EXERCISE AIM: Print the entries that appear below, exactly as written and without their pictures.

** START OF PROVIDED DATA **

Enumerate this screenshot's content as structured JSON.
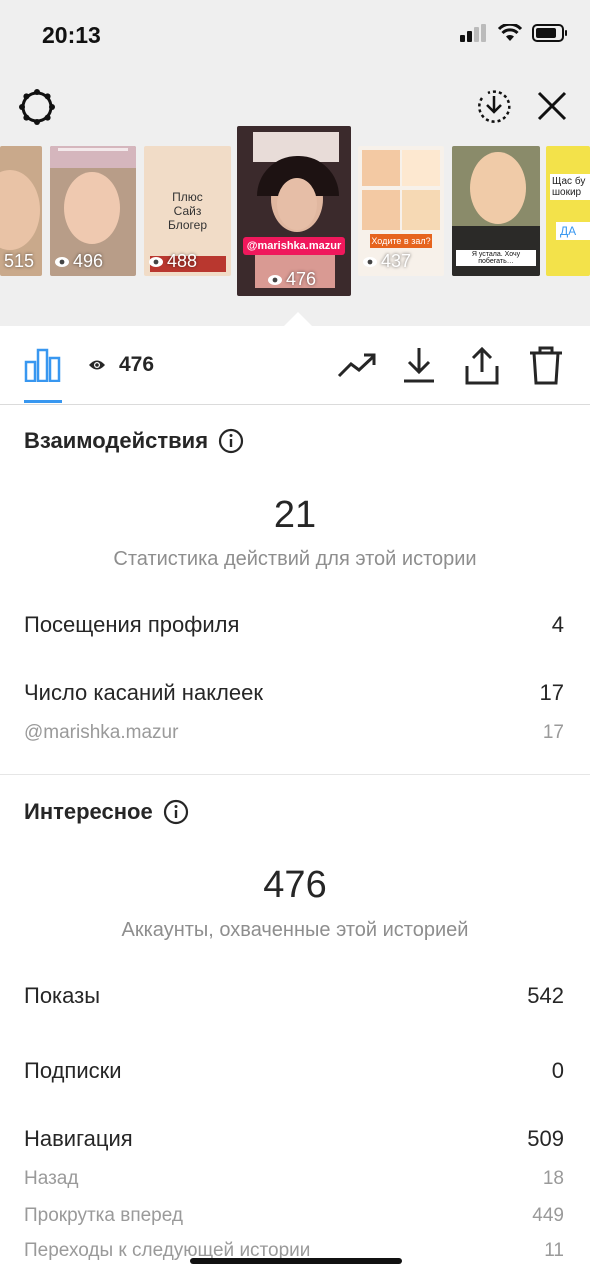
{
  "status_bar": {
    "time": "20:13"
  },
  "stories": [
    {
      "views": "515"
    },
    {
      "views": "496"
    },
    {
      "views": "488",
      "text": "Плюс Сайз Блогер"
    },
    {
      "views": "476",
      "tag": "@marishka.mazur",
      "selected": true
    },
    {
      "views": "437",
      "text": "Ходите в зал?"
    },
    {
      "views": "",
      "text": "Я устала. Хочу побегать…"
    },
    {
      "views": "",
      "text": "Щас бу шокир",
      "choice": "ДА"
    }
  ],
  "toolbar": {
    "views": "476"
  },
  "interactions": {
    "title": "Взаимодействия",
    "total": "21",
    "subtitle": "Статистика действий для этой истории",
    "rows": [
      {
        "label": "Посещения профиля",
        "value": "4"
      },
      {
        "label": "Число касаний наклеек",
        "value": "17"
      }
    ],
    "sub_rows": [
      {
        "label": "@marishka.mazur",
        "value": "17"
      }
    ]
  },
  "discovery": {
    "title": "Интересное",
    "total": "476",
    "subtitle": "Аккаунты, охваченные этой историей",
    "rows": [
      {
        "label": "Показы",
        "value": "542"
      },
      {
        "label": "Подписки",
        "value": "0"
      },
      {
        "label": "Навигация",
        "value": "509"
      }
    ],
    "sub_rows": [
      {
        "label": "Назад",
        "value": "18"
      },
      {
        "label": "Прокрутка вперед",
        "value": "449"
      },
      {
        "label": "Переходы к следующей истории",
        "value": "11"
      }
    ]
  },
  "colors": {
    "accent": "#3897f0",
    "text": "#262626",
    "muted": "#8e8e8e",
    "story_pink": "#f0185c"
  }
}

** END OF PROVIDED DATA **

THE SOLUTION:
Enumerate this screenshot's content as structured JSON.
{
  "status_bar": {
    "time": "20:13"
  },
  "stories": [
    {
      "views": "515"
    },
    {
      "views": "496"
    },
    {
      "views": "488",
      "text": "Плюс Сайз Блогер"
    },
    {
      "views": "476",
      "tag": "@marishka.mazur",
      "selected": true
    },
    {
      "views": "437",
      "text": "Ходите в зал?"
    },
    {
      "views": "",
      "text": "Я устала. Хочу побегать…"
    },
    {
      "views": "",
      "text": "Щас бу шокир",
      "choice": "ДА"
    }
  ],
  "toolbar": {
    "views": "476"
  },
  "interactions": {
    "title": "Взаимодействия",
    "total": "21",
    "subtitle": "Статистика действий для этой истории",
    "rows": [
      {
        "label": "Посещения профиля",
        "value": "4"
      },
      {
        "label": "Число касаний наклеек",
        "value": "17"
      }
    ],
    "sub_rows": [
      {
        "label": "@marishka.mazur",
        "value": "17"
      }
    ]
  },
  "discovery": {
    "title": "Интересное",
    "total": "476",
    "subtitle": "Аккаунты, охваченные этой историей",
    "rows": [
      {
        "label": "Показы",
        "value": "542"
      },
      {
        "label": "Подписки",
        "value": "0"
      },
      {
        "label": "Навигация",
        "value": "509"
      }
    ],
    "sub_rows": [
      {
        "label": "Назад",
        "value": "18"
      },
      {
        "label": "Прокрутка вперед",
        "value": "449"
      },
      {
        "label": "Переходы к следующей истории",
        "value": "11"
      }
    ]
  },
  "colors": {
    "accent": "#3897f0",
    "text": "#262626",
    "muted": "#8e8e8e",
    "story_pink": "#f0185c"
  }
}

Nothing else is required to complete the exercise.